» **Task**
Extract every entry word for word.

» **Listed entries**
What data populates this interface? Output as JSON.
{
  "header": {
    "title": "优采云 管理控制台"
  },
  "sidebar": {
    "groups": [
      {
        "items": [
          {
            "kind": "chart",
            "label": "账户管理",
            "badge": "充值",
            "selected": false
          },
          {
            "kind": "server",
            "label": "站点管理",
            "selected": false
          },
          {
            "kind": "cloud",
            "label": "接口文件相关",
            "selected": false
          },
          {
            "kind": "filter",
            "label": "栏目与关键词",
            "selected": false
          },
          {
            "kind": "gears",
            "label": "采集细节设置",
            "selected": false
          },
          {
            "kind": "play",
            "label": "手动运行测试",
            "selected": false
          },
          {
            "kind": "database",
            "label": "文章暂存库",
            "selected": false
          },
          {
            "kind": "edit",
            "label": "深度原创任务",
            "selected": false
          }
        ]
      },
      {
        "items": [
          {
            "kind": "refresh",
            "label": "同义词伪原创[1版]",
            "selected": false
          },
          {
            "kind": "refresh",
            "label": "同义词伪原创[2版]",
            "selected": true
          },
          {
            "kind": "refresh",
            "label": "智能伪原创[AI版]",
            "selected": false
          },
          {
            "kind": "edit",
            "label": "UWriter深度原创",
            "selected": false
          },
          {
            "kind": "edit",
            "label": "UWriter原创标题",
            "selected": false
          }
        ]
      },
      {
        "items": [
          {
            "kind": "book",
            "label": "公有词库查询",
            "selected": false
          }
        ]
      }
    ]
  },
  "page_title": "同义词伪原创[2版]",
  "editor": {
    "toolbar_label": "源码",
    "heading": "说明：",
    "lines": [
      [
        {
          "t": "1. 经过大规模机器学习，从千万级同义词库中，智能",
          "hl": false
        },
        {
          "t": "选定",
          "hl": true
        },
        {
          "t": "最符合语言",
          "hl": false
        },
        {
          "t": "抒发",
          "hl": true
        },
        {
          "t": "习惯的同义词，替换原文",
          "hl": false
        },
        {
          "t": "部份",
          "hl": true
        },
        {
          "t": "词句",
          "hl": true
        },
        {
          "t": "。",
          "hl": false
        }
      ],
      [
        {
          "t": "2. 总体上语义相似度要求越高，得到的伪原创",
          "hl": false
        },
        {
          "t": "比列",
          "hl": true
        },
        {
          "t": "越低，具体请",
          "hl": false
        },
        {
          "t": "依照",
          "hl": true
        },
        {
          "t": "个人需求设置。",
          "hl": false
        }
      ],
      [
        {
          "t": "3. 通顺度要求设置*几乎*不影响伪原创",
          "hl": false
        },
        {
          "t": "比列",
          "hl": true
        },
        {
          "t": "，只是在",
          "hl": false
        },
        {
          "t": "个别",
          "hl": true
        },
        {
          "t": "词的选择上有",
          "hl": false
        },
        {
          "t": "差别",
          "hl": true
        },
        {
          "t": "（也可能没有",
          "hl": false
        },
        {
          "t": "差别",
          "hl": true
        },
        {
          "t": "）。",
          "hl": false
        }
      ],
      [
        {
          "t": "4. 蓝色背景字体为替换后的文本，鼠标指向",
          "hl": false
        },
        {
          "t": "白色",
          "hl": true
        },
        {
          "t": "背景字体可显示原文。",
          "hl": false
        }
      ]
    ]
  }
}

» **Exercise solution**
What data populates this interface? Output as JSON.
{
  "header": {
    "title": "优采云 管理控制台"
  },
  "sidebar": {
    "groups": [
      {
        "items": [
          {
            "kind": "chart",
            "label": "账户管理",
            "badge": "充值",
            "selected": false
          },
          {
            "kind": "server",
            "label": "站点管理",
            "selected": false
          },
          {
            "kind": "cloud",
            "label": "接口文件相关",
            "selected": false
          },
          {
            "kind": "filter",
            "label": "栏目与关键词",
            "selected": false
          },
          {
            "kind": "gears",
            "label": "采集细节设置",
            "selected": false
          },
          {
            "kind": "play",
            "label": "手动运行测试",
            "selected": false
          },
          {
            "kind": "database",
            "label": "文章暂存库",
            "selected": false
          },
          {
            "kind": "edit",
            "label": "深度原创任务",
            "selected": false
          }
        ]
      },
      {
        "items": [
          {
            "kind": "refresh",
            "label": "同义词伪原创[1版]",
            "selected": false
          },
          {
            "kind": "refresh",
            "label": "同义词伪原创[2版]",
            "selected": true
          },
          {
            "kind": "refresh",
            "label": "智能伪原创[AI版]",
            "selected": false
          },
          {
            "kind": "edit",
            "label": "UWriter深度原创",
            "selected": false
          },
          {
            "kind": "edit",
            "label": "UWriter原创标题",
            "selected": false
          }
        ]
      },
      {
        "items": [
          {
            "kind": "book",
            "label": "公有词库查询",
            "selected": false
          }
        ]
      }
    ]
  },
  "page_title": "同义词伪原创[2版]",
  "editor": {
    "toolbar_label": "源码",
    "heading": "说明：",
    "lines": [
      [
        {
          "t": "1. 经过大规模机器学习，从千万级同义词库中，智能",
          "hl": false
        },
        {
          "t": "选定",
          "hl": true
        },
        {
          "t": "最符合语言",
          "hl": false
        },
        {
          "t": "抒发",
          "hl": true
        },
        {
          "t": "习惯的同义词，替换原文",
          "hl": false
        },
        {
          "t": "部份",
          "hl": true
        },
        {
          "t": "词句",
          "hl": true
        },
        {
          "t": "。",
          "hl": false
        }
      ],
      [
        {
          "t": "2. 总体上语义相似度要求越高，得到的伪原创",
          "hl": false
        },
        {
          "t": "比列",
          "hl": true
        },
        {
          "t": "越低，具体请",
          "hl": false
        },
        {
          "t": "依照",
          "hl": true
        },
        {
          "t": "个人需求设置。",
          "hl": false
        }
      ],
      [
        {
          "t": "3. 通顺度要求设置*几乎*不影响伪原创",
          "hl": false
        },
        {
          "t": "比列",
          "hl": true
        },
        {
          "t": "，只是在",
          "hl": false
        },
        {
          "t": "个别",
          "hl": true
        },
        {
          "t": "词的选择上有",
          "hl": false
        },
        {
          "t": "差别",
          "hl": true
        },
        {
          "t": "（也可能没有",
          "hl": false
        },
        {
          "t": "差别",
          "hl": true
        },
        {
          "t": "）。",
          "hl": false
        }
      ],
      [
        {
          "t": "4. 蓝色背景字体为替换后的文本，鼠标指向",
          "hl": false
        },
        {
          "t": "白色",
          "hl": true
        },
        {
          "t": "背景字体可显示原文。",
          "hl": false
        }
      ]
    ]
  }
}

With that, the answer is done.